**What this task involves:**
Print each line exactly as it is given.

━━━━━━━━━━━━━━━━━━━━

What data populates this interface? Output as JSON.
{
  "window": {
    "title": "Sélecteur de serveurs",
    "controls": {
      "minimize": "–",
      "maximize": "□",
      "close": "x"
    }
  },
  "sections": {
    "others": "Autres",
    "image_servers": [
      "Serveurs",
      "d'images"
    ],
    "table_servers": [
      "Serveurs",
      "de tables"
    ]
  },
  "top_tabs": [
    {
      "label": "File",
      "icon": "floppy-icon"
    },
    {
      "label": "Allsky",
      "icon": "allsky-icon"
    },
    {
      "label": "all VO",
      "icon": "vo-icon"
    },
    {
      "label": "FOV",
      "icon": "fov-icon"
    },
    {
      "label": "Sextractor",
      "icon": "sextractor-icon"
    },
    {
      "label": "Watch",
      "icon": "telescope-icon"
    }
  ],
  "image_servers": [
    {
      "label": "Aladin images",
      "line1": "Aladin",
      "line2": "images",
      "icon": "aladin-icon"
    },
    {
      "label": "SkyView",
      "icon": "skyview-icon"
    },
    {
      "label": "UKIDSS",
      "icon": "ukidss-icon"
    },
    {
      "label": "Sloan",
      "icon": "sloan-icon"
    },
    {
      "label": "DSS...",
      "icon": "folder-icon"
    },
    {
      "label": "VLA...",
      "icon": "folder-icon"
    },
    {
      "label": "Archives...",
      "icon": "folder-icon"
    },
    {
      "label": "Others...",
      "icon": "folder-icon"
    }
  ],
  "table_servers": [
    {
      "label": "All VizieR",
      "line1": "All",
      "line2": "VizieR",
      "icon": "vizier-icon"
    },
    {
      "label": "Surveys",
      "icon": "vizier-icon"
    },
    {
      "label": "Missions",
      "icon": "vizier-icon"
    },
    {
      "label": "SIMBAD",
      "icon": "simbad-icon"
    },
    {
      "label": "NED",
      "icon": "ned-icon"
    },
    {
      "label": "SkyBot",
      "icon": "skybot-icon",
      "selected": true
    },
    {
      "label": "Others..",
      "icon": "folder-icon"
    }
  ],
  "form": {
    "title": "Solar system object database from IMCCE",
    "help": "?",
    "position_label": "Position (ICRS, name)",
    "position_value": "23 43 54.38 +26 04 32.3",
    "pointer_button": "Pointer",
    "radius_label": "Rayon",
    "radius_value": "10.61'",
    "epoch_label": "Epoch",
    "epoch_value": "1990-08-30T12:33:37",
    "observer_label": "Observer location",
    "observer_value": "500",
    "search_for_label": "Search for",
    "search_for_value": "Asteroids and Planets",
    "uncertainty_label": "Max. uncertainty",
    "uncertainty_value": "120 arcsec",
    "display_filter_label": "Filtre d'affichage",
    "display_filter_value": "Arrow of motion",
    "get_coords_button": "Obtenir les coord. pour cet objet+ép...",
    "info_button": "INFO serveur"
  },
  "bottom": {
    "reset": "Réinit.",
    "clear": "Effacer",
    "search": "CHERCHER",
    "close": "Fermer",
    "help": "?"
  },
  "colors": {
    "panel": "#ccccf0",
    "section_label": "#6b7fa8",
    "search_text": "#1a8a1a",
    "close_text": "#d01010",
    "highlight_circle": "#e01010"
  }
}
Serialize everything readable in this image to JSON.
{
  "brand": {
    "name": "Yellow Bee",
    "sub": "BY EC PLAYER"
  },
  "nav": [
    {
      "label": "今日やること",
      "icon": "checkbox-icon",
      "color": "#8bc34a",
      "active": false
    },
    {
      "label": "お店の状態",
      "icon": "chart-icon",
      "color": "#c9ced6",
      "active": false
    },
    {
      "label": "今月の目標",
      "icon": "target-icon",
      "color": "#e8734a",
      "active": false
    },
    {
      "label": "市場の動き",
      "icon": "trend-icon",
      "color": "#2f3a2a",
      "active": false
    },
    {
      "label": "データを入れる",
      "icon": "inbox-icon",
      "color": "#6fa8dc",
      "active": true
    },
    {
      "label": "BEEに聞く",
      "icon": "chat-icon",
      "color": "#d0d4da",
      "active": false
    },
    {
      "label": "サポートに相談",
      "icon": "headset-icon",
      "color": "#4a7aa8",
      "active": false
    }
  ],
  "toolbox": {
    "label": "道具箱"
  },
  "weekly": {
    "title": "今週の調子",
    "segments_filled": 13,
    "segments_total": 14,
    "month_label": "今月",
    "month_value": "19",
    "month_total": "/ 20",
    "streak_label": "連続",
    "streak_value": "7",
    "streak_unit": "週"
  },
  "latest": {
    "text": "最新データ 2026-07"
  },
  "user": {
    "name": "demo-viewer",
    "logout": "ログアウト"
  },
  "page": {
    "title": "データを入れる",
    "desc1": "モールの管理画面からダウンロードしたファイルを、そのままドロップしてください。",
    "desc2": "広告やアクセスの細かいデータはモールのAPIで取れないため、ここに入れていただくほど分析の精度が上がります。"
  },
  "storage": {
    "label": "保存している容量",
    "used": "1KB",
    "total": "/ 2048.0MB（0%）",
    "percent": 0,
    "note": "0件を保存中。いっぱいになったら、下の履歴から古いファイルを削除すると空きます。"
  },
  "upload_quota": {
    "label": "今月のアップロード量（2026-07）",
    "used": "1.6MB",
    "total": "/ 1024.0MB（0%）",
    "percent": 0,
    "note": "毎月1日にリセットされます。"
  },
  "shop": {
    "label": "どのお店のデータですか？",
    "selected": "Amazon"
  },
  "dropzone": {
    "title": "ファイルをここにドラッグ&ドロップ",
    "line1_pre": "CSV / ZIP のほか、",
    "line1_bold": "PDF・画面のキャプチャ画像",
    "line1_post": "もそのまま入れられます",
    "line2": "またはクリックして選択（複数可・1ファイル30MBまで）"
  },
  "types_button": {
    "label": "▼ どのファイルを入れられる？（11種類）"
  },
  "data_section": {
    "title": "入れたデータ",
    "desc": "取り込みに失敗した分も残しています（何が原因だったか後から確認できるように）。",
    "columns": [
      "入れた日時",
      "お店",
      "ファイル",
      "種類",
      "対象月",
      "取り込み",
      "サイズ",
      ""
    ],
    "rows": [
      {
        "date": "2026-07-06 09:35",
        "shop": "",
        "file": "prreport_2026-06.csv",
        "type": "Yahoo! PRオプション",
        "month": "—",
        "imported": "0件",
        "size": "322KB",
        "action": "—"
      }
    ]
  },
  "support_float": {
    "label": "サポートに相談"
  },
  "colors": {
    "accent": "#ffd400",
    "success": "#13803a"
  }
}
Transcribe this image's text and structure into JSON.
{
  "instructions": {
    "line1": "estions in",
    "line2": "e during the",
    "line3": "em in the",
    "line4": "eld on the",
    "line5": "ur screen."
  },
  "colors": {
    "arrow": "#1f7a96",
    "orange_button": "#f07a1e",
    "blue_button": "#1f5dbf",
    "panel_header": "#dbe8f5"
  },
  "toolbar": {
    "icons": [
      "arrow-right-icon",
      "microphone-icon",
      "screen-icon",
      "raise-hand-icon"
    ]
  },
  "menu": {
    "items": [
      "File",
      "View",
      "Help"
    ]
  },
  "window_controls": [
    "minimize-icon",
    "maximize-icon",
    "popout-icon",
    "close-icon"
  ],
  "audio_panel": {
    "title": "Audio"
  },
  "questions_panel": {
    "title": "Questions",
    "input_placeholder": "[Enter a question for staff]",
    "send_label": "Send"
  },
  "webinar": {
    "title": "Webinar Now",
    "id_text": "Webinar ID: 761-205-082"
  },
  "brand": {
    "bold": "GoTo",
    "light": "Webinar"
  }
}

━━━━━━━━━━━━━━━━━━━━

**Task response:**
What data populates this interface? Output as JSON.
{
  "window": {
    "title": "Sélecteur de serveurs",
    "controls": {
      "minimize": "–",
      "maximize": "□",
      "close": "x"
    }
  },
  "sections": {
    "others": "Autres",
    "image_servers": [
      "Serveurs",
      "d'images"
    ],
    "table_servers": [
      "Serveurs",
      "de tables"
    ]
  },
  "top_tabs": [
    {
      "label": "File",
      "icon": "floppy-icon"
    },
    {
      "label": "Allsky",
      "icon": "allsky-icon"
    },
    {
      "label": "all VO",
      "icon": "vo-icon"
    },
    {
      "label": "FOV",
      "icon": "fov-icon"
    },
    {
      "label": "Sextractor",
      "icon": "sextractor-icon"
    },
    {
      "label": "Watch",
      "icon": "telescope-icon"
    }
  ],
  "image_servers": [
    {
      "label": "Aladin images",
      "line1": "Aladin",
      "line2": "images",
      "icon": "aladin-icon"
    },
    {
      "label": "SkyView",
      "icon": "skyview-icon"
    },
    {
      "label": "UKIDSS",
      "icon": "ukidss-icon"
    },
    {
      "label": "Sloan",
      "icon": "sloan-icon"
    },
    {
      "label": "DSS...",
      "icon": "folder-icon"
    },
    {
      "label": "VLA...",
      "icon": "folder-icon"
    },
    {
      "label": "Archives...",
      "icon": "folder-icon"
    },
    {
      "label": "Others...",
      "icon": "folder-icon"
    }
  ],
  "table_servers": [
    {
      "label": "All VizieR",
      "line1": "All",
      "line2": "VizieR",
      "icon": "vizier-icon"
    },
    {
      "label": "Surveys",
      "icon": "vizier-icon"
    },
    {
      "label": "Missions",
      "icon": "vizier-icon"
    },
    {
      "label": "SIMBAD",
      "icon": "simbad-icon"
    },
    {
      "label": "NED",
      "icon": "ned-icon"
    },
    {
      "label": "SkyBot",
      "icon": "skybot-icon",
      "selected": true
    },
    {
      "label": "Others..",
      "icon": "folder-icon"
    }
  ],
  "form": {
    "title": "Solar system object database from IMCCE",
    "help": "?",
    "position_label": "Position (ICRS, name)",
    "position_value": "23 43 54.38 +26 04 32.3",
    "pointer_button": "Pointer",
    "radius_label": "Rayon",
    "radius_value": "10.61'",
    "epoch_label": "Epoch",
    "epoch_value": "1990-08-30T12:33:37",
    "observer_label": "Observer location",
    "observer_value": "500",
    "search_for_label": "Search for",
    "search_for_value": "Asteroids and Planets",
    "uncertainty_label": "Max. uncertainty",
    "uncertainty_value": "120 arcsec",
    "display_filter_label": "Filtre d'affichage",
    "display_filter_value": "Arrow of motion",
    "get_coords_button": "Obtenir les coord. pour cet objet+ép...",
    "info_button": "INFO serveur"
  },
  "bottom": {
    "reset": "Réinit.",
    "clear": "Effacer",
    "search": "CHERCHER",
    "close": "Fermer",
    "help": "?"
  },
  "colors": {
    "panel": "#ccccf0",
    "section_label": "#6b7fa8",
    "search_text": "#1a8a1a",
    "close_text": "#d01010",
    "highlight_circle": "#e01010"
  }
}
Serialize everything readable in this image to JSON.
{
  "brand": {
    "name": "Yellow Bee",
    "sub": "BY EC PLAYER"
  },
  "nav": [
    {
      "label": "今日やること",
      "icon": "checkbox-icon",
      "color": "#8bc34a",
      "active": false
    },
    {
      "label": "お店の状態",
      "icon": "chart-icon",
      "color": "#c9ced6",
      "active": false
    },
    {
      "label": "今月の目標",
      "icon": "target-icon",
      "color": "#e8734a",
      "active": false
    },
    {
      "label": "市場の動き",
      "icon": "trend-icon",
      "color": "#2f3a2a",
      "active": false
    },
    {
      "label": "データを入れる",
      "icon": "inbox-icon",
      "color": "#6fa8dc",
      "active": true
    },
    {
      "label": "BEEに聞く",
      "icon": "chat-icon",
      "color": "#d0d4da",
      "active": false
    },
    {
      "label": "サポートに相談",
      "icon": "headset-icon",
      "color": "#4a7aa8",
      "active": false
    }
  ],
  "toolbox": {
    "label": "道具箱"
  },
  "weekly": {
    "title": "今週の調子",
    "segments_filled": 13,
    "segments_total": 14,
    "month_label": "今月",
    "month_value": "19",
    "month_total": "/ 20",
    "streak_label": "連続",
    "streak_value": "7",
    "streak_unit": "週"
  },
  "latest": {
    "text": "最新データ 2026-07"
  },
  "user": {
    "name": "demo-viewer",
    "logout": "ログアウト"
  },
  "page": {
    "title": "データを入れる",
    "desc1": "モールの管理画面からダウンロードしたファイルを、そのままドロップしてください。",
    "desc2": "広告やアクセスの細かいデータはモールのAPIで取れないため、ここに入れていただくほど分析の精度が上がります。"
  },
  "storage": {
    "label": "保存している容量",
    "used": "1KB",
    "total": "/ 2048.0MB（0%）",
    "percent": 0,
    "note": "0件を保存中。いっぱいになったら、下の履歴から古いファイルを削除すると空きます。"
  },
  "upload_quota": {
    "label": "今月のアップロード量（2026-07）",
    "used": "1.6MB",
    "total": "/ 1024.0MB（0%）",
    "percent": 0,
    "note": "毎月1日にリセットされます。"
  },
  "shop": {
    "label": "どのお店のデータですか？",
    "selected": "Amazon"
  },
  "dropzone": {
    "title": "ファイルをここにドラッグ&ドロップ",
    "line1_pre": "CSV / ZIP のほか、",
    "line1_bold": "PDF・画面のキャプチャ画像",
    "line1_post": "もそのまま入れられます",
    "line2": "またはクリックして選択（複数可・1ファイル30MBまで）"
  },
  "types_button": {
    "label": "▼ どのファイルを入れられる？（11種類）"
  },
  "data_section": {
    "title": "入れたデータ",
    "desc": "取り込みに失敗した分も残しています（何が原因だったか後から確認できるように）。",
    "columns": [
      "入れた日時",
      "お店",
      "ファイル",
      "種類",
      "対象月",
      "取り込み",
      "サイズ",
      ""
    ],
    "rows": [
      {
        "date": "2026-07-06 09:35",
        "shop": "",
        "file": "prreport_2026-06.csv",
        "type": "Yahoo! PRオプション",
        "month": "—",
        "imported": "0件",
        "size": "322KB",
        "action": "—"
      }
    ]
  },
  "support_float": {
    "label": "サポートに相談"
  },
  "colors": {
    "accent": "#ffd400",
    "success": "#13803a"
  }
}
Transcribe this image's text and structure into JSON.
{
  "instructions": {
    "line1": "estions in",
    "line2": "e during the",
    "line3": "em in the",
    "line4": "eld on the",
    "line5": "ur screen."
  },
  "colors": {
    "arrow": "#1f7a96",
    "orange_button": "#f07a1e",
    "blue_button": "#1f5dbf",
    "panel_header": "#dbe8f5"
  },
  "toolbar": {
    "icons": [
      "arrow-right-icon",
      "microphone-icon",
      "screen-icon",
      "raise-hand-icon"
    ]
  },
  "menu": {
    "items": [
      "File",
      "View",
      "Help"
    ]
  },
  "window_controls": [
    "minimize-icon",
    "maximize-icon",
    "popout-icon",
    "close-icon"
  ],
  "audio_panel": {
    "title": "Audio"
  },
  "questions_panel": {
    "title": "Questions",
    "input_placeholder": "[Enter a question for staff]",
    "send_label": "Send"
  },
  "webinar": {
    "title": "Webinar Now",
    "id_text": "Webinar ID: 761-205-082"
  },
  "brand": {
    "bold": "GoTo",
    "light": "Webinar"
  }
}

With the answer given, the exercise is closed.